Entries with figure data:
________
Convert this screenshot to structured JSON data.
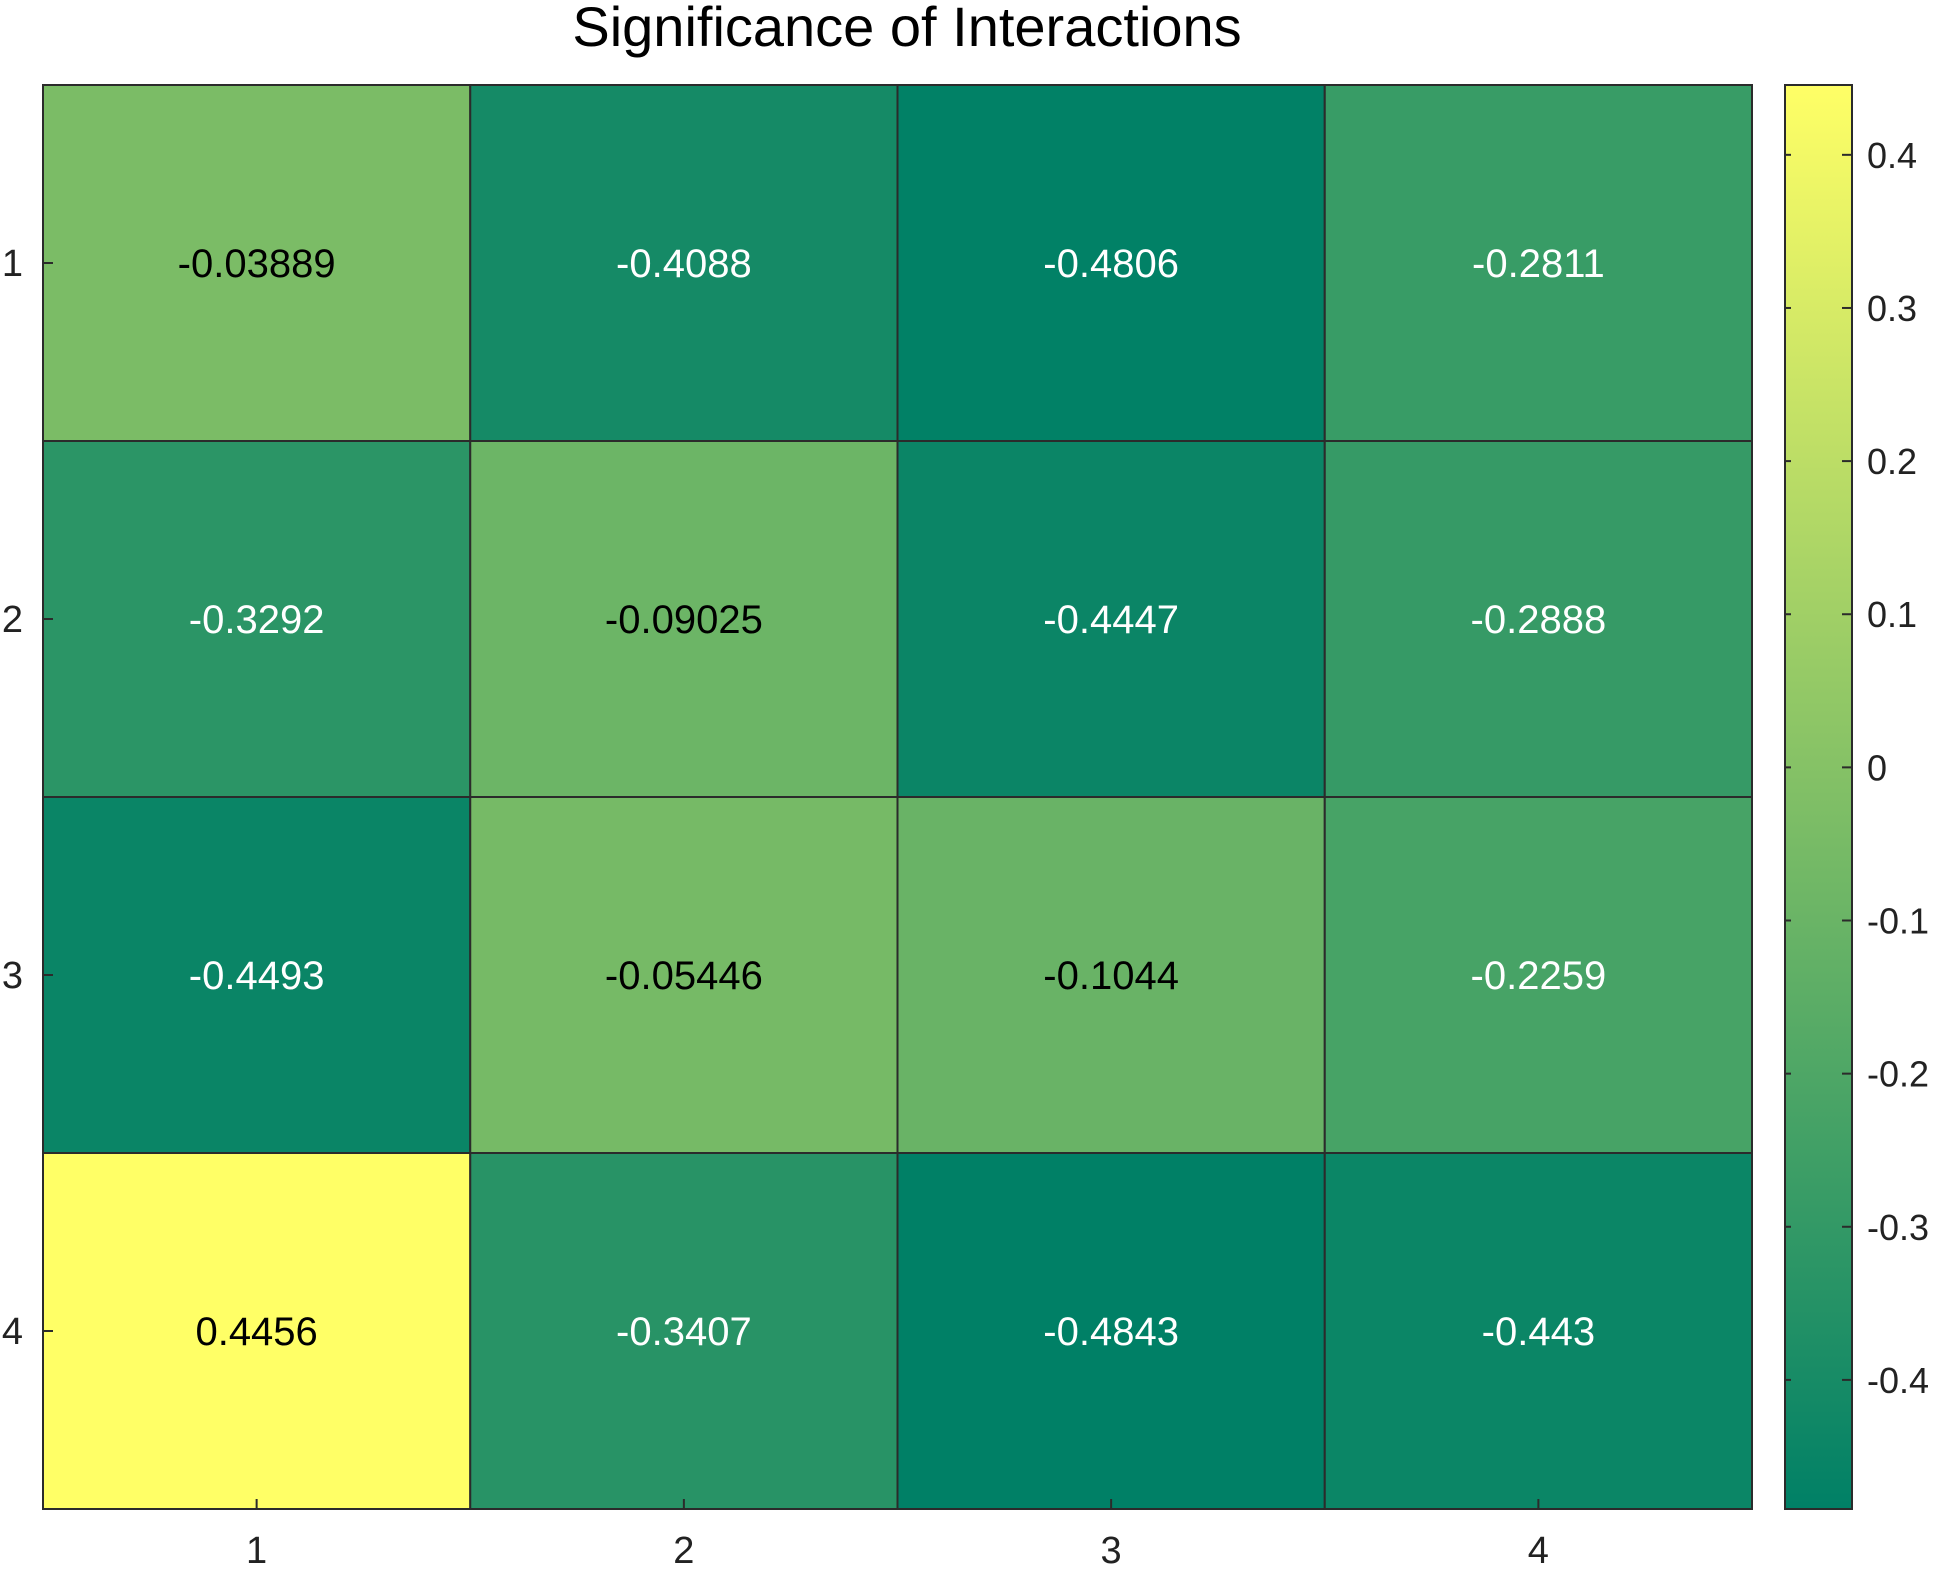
{
  "chart_data": {
    "type": "heatmap",
    "title": "Significance of Interactions",
    "xlabel": "",
    "ylabel": "",
    "x_categories": [
      "1",
      "2",
      "3",
      "4"
    ],
    "y_categories": [
      "1",
      "2",
      "3",
      "4"
    ],
    "values": [
      [
        -0.03889,
        -0.4088,
        -0.4806,
        -0.2811
      ],
      [
        -0.3292,
        -0.09025,
        -0.4447,
        -0.2888
      ],
      [
        -0.4493,
        -0.05446,
        -0.1044,
        -0.2259
      ],
      [
        0.4456,
        -0.3407,
        -0.4843,
        -0.443
      ]
    ],
    "value_labels": [
      [
        "-0.03889",
        "-0.4088",
        "-0.4806",
        "-0.2811"
      ],
      [
        "-0.3292",
        "-0.09025",
        "-0.4447",
        "-0.2888"
      ],
      [
        "-0.4493",
        "-0.05446",
        "-0.1044",
        "-0.2259"
      ],
      [
        "0.4456",
        "-0.3407",
        "-0.4843",
        "-0.443"
      ]
    ],
    "color_range": [
      -0.4843,
      0.4456
    ],
    "colormap": [
      "#008066",
      "#80bf66",
      "#ffff66"
    ],
    "colorbar": {
      "ticks": [
        0.4,
        0.3,
        0.2,
        0.1,
        0,
        -0.1,
        -0.2,
        -0.3,
        -0.4
      ],
      "tick_labels": [
        "0.4",
        "0.3",
        "0.2",
        "0.1",
        "0",
        "-0.1",
        "-0.2",
        "-0.3",
        "-0.4"
      ]
    },
    "grid": true,
    "colors": {
      "cell_border": "#2b2b2b",
      "label_dark": "#000000",
      "label_light": "#ffffff"
    }
  }
}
________
> PROMPT
Retype the whole listing exactly and leave the pictures out.

> FINAL ANSWER
Convert this screenshot to structured JSON data.
{
  "chart_data": {
    "type": "heatmap",
    "title": "Significance of Interactions",
    "xlabel": "",
    "ylabel": "",
    "x_categories": [
      "1",
      "2",
      "3",
      "4"
    ],
    "y_categories": [
      "1",
      "2",
      "3",
      "4"
    ],
    "values": [
      [
        -0.03889,
        -0.4088,
        -0.4806,
        -0.2811
      ],
      [
        -0.3292,
        -0.09025,
        -0.4447,
        -0.2888
      ],
      [
        -0.4493,
        -0.05446,
        -0.1044,
        -0.2259
      ],
      [
        0.4456,
        -0.3407,
        -0.4843,
        -0.443
      ]
    ],
    "value_labels": [
      [
        "-0.03889",
        "-0.4088",
        "-0.4806",
        "-0.2811"
      ],
      [
        "-0.3292",
        "-0.09025",
        "-0.4447",
        "-0.2888"
      ],
      [
        "-0.4493",
        "-0.05446",
        "-0.1044",
        "-0.2259"
      ],
      [
        "0.4456",
        "-0.3407",
        "-0.4843",
        "-0.443"
      ]
    ],
    "color_range": [
      -0.4843,
      0.4456
    ],
    "colormap": [
      "#008066",
      "#80bf66",
      "#ffff66"
    ],
    "colorbar": {
      "ticks": [
        0.4,
        0.3,
        0.2,
        0.1,
        0,
        -0.1,
        -0.2,
        -0.3,
        -0.4
      ],
      "tick_labels": [
        "0.4",
        "0.3",
        "0.2",
        "0.1",
        "0",
        "-0.1",
        "-0.2",
        "-0.3",
        "-0.4"
      ]
    },
    "grid": true,
    "colors": {
      "cell_border": "#2b2b2b",
      "label_dark": "#000000",
      "label_light": "#ffffff"
    }
  }
}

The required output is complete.